** Aim **
Give the listing again exactly, omitting its images.

============================================================

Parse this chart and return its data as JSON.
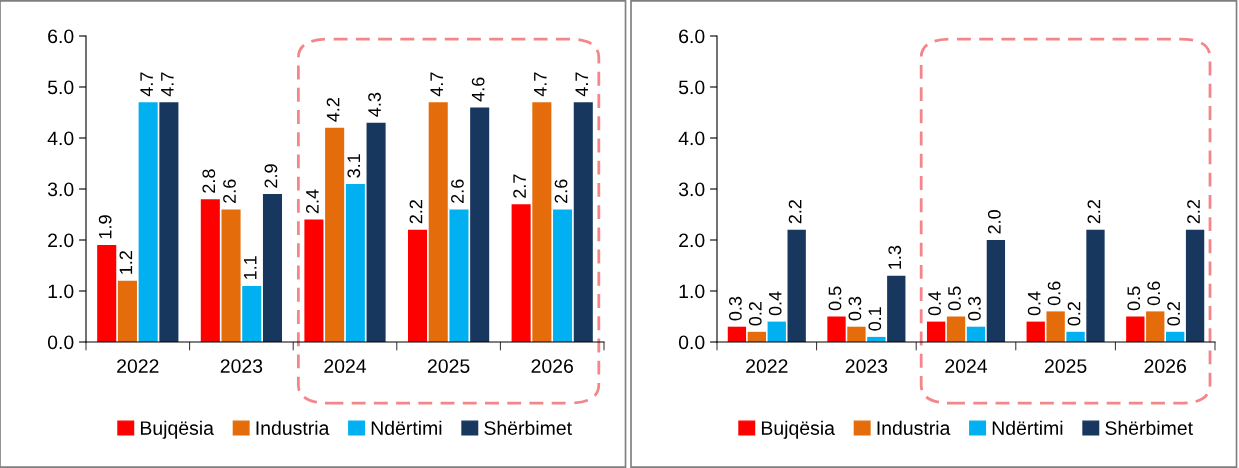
{
  "chart_data": [
    {
      "type": "bar",
      "categories": [
        "2022",
        "2023",
        "2024",
        "2025",
        "2026"
      ],
      "ylim": [
        0,
        6
      ],
      "yticks": [
        {
          "value": 0,
          "label": "0.0"
        },
        {
          "value": 1,
          "label": "1.0"
        },
        {
          "value": 2,
          "label": "2.0"
        },
        {
          "value": 3,
          "label": "3.0"
        },
        {
          "value": 4,
          "label": "4.0"
        },
        {
          "value": 5,
          "label": "5.0"
        },
        {
          "value": 6,
          "label": "6.0"
        }
      ],
      "legend": "bottom",
      "grid": false,
      "series": [
        {
          "name": "Bujqësia",
          "color": "#ff0000",
          "values": [
            1.9,
            2.8,
            2.4,
            2.2,
            2.7
          ],
          "value_labels": [
            "1.9",
            "2.8",
            "2.4",
            "2.2",
            "2.7"
          ]
        },
        {
          "name": "Industria",
          "color": "#e46c0a",
          "values": [
            1.2,
            2.6,
            4.2,
            4.7,
            4.7
          ],
          "value_labels": [
            "1.2",
            "2.6",
            "4.2",
            "4.7",
            "4.7"
          ]
        },
        {
          "name": "Ndërtimi",
          "color": "#00b0f0",
          "values": [
            4.7,
            1.1,
            3.1,
            2.6,
            2.6
          ],
          "value_labels": [
            "4.7",
            "1.1",
            "3.1",
            "2.6",
            "2.6"
          ]
        },
        {
          "name": "Shërbimet",
          "color": "#17375e",
          "values": [
            4.7,
            2.9,
            4.3,
            4.6,
            4.7
          ],
          "value_labels": [
            "4.7",
            "2.9",
            "4.3",
            "4.6",
            "4.7"
          ]
        }
      ]
    },
    {
      "type": "bar",
      "categories": [
        "2022",
        "2023",
        "2024",
        "2025",
        "2026"
      ],
      "ylim": [
        0,
        6
      ],
      "yticks": [
        {
          "value": 0,
          "label": "0.0"
        },
        {
          "value": 1,
          "label": "1.0"
        },
        {
          "value": 2,
          "label": "2.0"
        },
        {
          "value": 3,
          "label": "3.0"
        },
        {
          "value": 4,
          "label": "4.0"
        },
        {
          "value": 5,
          "label": "5.0"
        },
        {
          "value": 6,
          "label": "6.0"
        }
      ],
      "legend": "bottom",
      "grid": false,
      "series": [
        {
          "name": "Bujqësia",
          "color": "#ff0000",
          "values": [
            0.3,
            0.5,
            0.4,
            0.4,
            0.5
          ],
          "value_labels": [
            "0.3",
            "0.5",
            "0.4",
            "0.4",
            "0.5"
          ]
        },
        {
          "name": "Industria",
          "color": "#e46c0a",
          "values": [
            0.2,
            0.3,
            0.5,
            0.6,
            0.6
          ],
          "value_labels": [
            "0.2",
            "0.3",
            "0.5",
            "0.6",
            "0.6"
          ]
        },
        {
          "name": "Ndërtimi",
          "color": "#00b0f0",
          "values": [
            0.4,
            0.1,
            0.3,
            0.2,
            0.2
          ],
          "value_labels": [
            "0.4",
            "0.1",
            "0.3",
            "0.2",
            "0.2"
          ]
        },
        {
          "name": "Shërbimet",
          "color": "#17375e",
          "values": [
            2.2,
            1.3,
            2.0,
            2.2,
            2.2
          ],
          "value_labels": [
            "2.2",
            "1.3",
            "2.0",
            "2.2",
            "2.2"
          ]
        }
      ]
    }
  ]
}
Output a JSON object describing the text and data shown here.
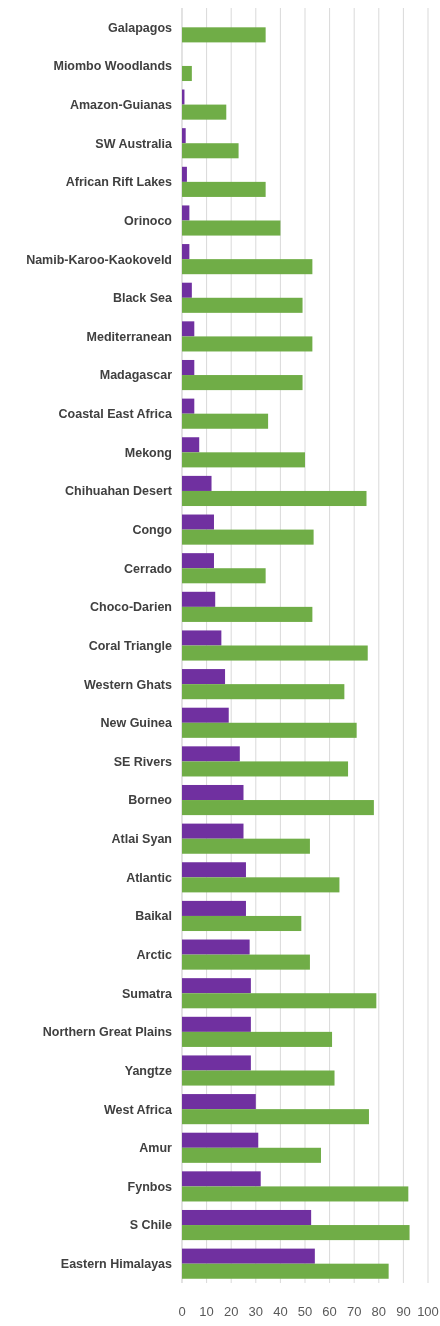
{
  "chart_data": {
    "type": "bar",
    "orientation": "horizontal",
    "categories": [
      "Galapagos",
      "Miombo Woodlands",
      "Amazon-Guianas",
      "SW Australia",
      "African Rift Lakes",
      "Orinoco",
      "Namib-Karoo-Kaokoveld",
      "Black Sea",
      "Mediterranean",
      "Madagascar",
      "Coastal East Africa",
      "Mekong",
      "Chihuahan Desert",
      "Congo",
      "Cerrado",
      "Choco-Darien",
      "Coral Triangle",
      "Western Ghats",
      "New Guinea",
      "SE Rivers",
      "Borneo",
      "Atlai Syan",
      "Atlantic",
      "Baikal",
      "Arctic",
      "Sumatra",
      "Northern Great Plains",
      "Yangtze",
      "West Africa",
      "Amur",
      "Fynbos",
      "S Chile",
      "Eastern Himalayas"
    ],
    "series": [
      {
        "color": "#7030a0",
        "values": [
          null,
          null,
          1,
          1.5,
          2,
          3,
          3,
          4,
          5,
          5,
          5,
          7,
          12,
          13,
          13,
          13.5,
          16,
          17.5,
          19,
          23.5,
          25,
          25,
          26,
          26,
          27.5,
          28,
          28,
          28,
          30,
          31,
          32,
          52.5,
          54
        ]
      },
      {
        "color": "#70ad47",
        "values": [
          34,
          4,
          18,
          23,
          34,
          40,
          53,
          49,
          53,
          49,
          35,
          50,
          75,
          53.5,
          34,
          53,
          75.5,
          66,
          71,
          67.5,
          78,
          52,
          64,
          48.5,
          52,
          79,
          61,
          62,
          76,
          56.5,
          92,
          92.5,
          84
        ]
      }
    ],
    "xlim": [
      0,
      100
    ],
    "xticks": [
      0,
      10,
      20,
      30,
      40,
      50,
      60,
      70,
      80,
      90,
      100
    ],
    "grid": "x"
  }
}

============================================================

** Output **
Parse this chart and return its data as JSON.
{
  "chart_data": [
    {
      "type": "bar",
      "categories": [
        "2022",
        "2023",
        "2024",
        "2025",
        "2026"
      ],
      "ylim": [
        0,
        6
      ],
      "yticks": [
        {
          "value": 0,
          "label": "0.0"
        },
        {
          "value": 1,
          "label": "1.0"
        },
        {
          "value": 2,
          "label": "2.0"
        },
        {
          "value": 3,
          "label": "3.0"
        },
        {
          "value": 4,
          "label": "4.0"
        },
        {
          "value": 5,
          "label": "5.0"
        },
        {
          "value": 6,
          "label": "6.0"
        }
      ],
      "legend": "bottom",
      "grid": false,
      "series": [
        {
          "name": "Bujqësia",
          "color": "#ff0000",
          "values": [
            1.9,
            2.8,
            2.4,
            2.2,
            2.7
          ],
          "value_labels": [
            "1.9",
            "2.8",
            "2.4",
            "2.2",
            "2.7"
          ]
        },
        {
          "name": "Industria",
          "color": "#e46c0a",
          "values": [
            1.2,
            2.6,
            4.2,
            4.7,
            4.7
          ],
          "value_labels": [
            "1.2",
            "2.6",
            "4.2",
            "4.7",
            "4.7"
          ]
        },
        {
          "name": "Ndërtimi",
          "color": "#00b0f0",
          "values": [
            4.7,
            1.1,
            3.1,
            2.6,
            2.6
          ],
          "value_labels": [
            "4.7",
            "1.1",
            "3.1",
            "2.6",
            "2.6"
          ]
        },
        {
          "name": "Shërbimet",
          "color": "#17375e",
          "values": [
            4.7,
            2.9,
            4.3,
            4.6,
            4.7
          ],
          "value_labels": [
            "4.7",
            "2.9",
            "4.3",
            "4.6",
            "4.7"
          ]
        }
      ]
    },
    {
      "type": "bar",
      "categories": [
        "2022",
        "2023",
        "2024",
        "2025",
        "2026"
      ],
      "ylim": [
        0,
        6
      ],
      "yticks": [
        {
          "value": 0,
          "label": "0.0"
        },
        {
          "value": 1,
          "label": "1.0"
        },
        {
          "value": 2,
          "label": "2.0"
        },
        {
          "value": 3,
          "label": "3.0"
        },
        {
          "value": 4,
          "label": "4.0"
        },
        {
          "value": 5,
          "label": "5.0"
        },
        {
          "value": 6,
          "label": "6.0"
        }
      ],
      "legend": "bottom",
      "grid": false,
      "series": [
        {
          "name": "Bujqësia",
          "color": "#ff0000",
          "values": [
            0.3,
            0.5,
            0.4,
            0.4,
            0.5
          ],
          "value_labels": [
            "0.3",
            "0.5",
            "0.4",
            "0.4",
            "0.5"
          ]
        },
        {
          "name": "Industria",
          "color": "#e46c0a",
          "values": [
            0.2,
            0.3,
            0.5,
            0.6,
            0.6
          ],
          "value_labels": [
            "0.2",
            "0.3",
            "0.5",
            "0.6",
            "0.6"
          ]
        },
        {
          "name": "Ndërtimi",
          "color": "#00b0f0",
          "values": [
            0.4,
            0.1,
            0.3,
            0.2,
            0.2
          ],
          "value_labels": [
            "0.4",
            "0.1",
            "0.3",
            "0.2",
            "0.2"
          ]
        },
        {
          "name": "Shërbimet",
          "color": "#17375e",
          "values": [
            2.2,
            1.3,
            2.0,
            2.2,
            2.2
          ],
          "value_labels": [
            "2.2",
            "1.3",
            "2.0",
            "2.2",
            "2.2"
          ]
        }
      ]
    }
  ]
}
Output a JSON object describing the text and data shown here.
{
  "chart_data": {
    "type": "bar",
    "orientation": "horizontal",
    "categories": [
      "Galapagos",
      "Miombo Woodlands",
      "Amazon-Guianas",
      "SW Australia",
      "African Rift Lakes",
      "Orinoco",
      "Namib-Karoo-Kaokoveld",
      "Black Sea",
      "Mediterranean",
      "Madagascar",
      "Coastal East Africa",
      "Mekong",
      "Chihuahan Desert",
      "Congo",
      "Cerrado",
      "Choco-Darien",
      "Coral Triangle",
      "Western Ghats",
      "New Guinea",
      "SE Rivers",
      "Borneo",
      "Atlai Syan",
      "Atlantic",
      "Baikal",
      "Arctic",
      "Sumatra",
      "Northern Great Plains",
      "Yangtze",
      "West Africa",
      "Amur",
      "Fynbos",
      "S Chile",
      "Eastern Himalayas"
    ],
    "series": [
      {
        "color": "#7030a0",
        "values": [
          null,
          null,
          1,
          1.5,
          2,
          3,
          3,
          4,
          5,
          5,
          5,
          7,
          12,
          13,
          13,
          13.5,
          16,
          17.5,
          19,
          23.5,
          25,
          25,
          26,
          26,
          27.5,
          28,
          28,
          28,
          30,
          31,
          32,
          52.5,
          54
        ]
      },
      {
        "color": "#70ad47",
        "values": [
          34,
          4,
          18,
          23,
          34,
          40,
          53,
          49,
          53,
          49,
          35,
          50,
          75,
          53.5,
          34,
          53,
          75.5,
          66,
          71,
          67.5,
          78,
          52,
          64,
          48.5,
          52,
          79,
          61,
          62,
          76,
          56.5,
          92,
          92.5,
          84
        ]
      }
    ],
    "xlim": [
      0,
      100
    ],
    "xticks": [
      0,
      10,
      20,
      30,
      40,
      50,
      60,
      70,
      80,
      90,
      100
    ],
    "grid": "x"
  }
}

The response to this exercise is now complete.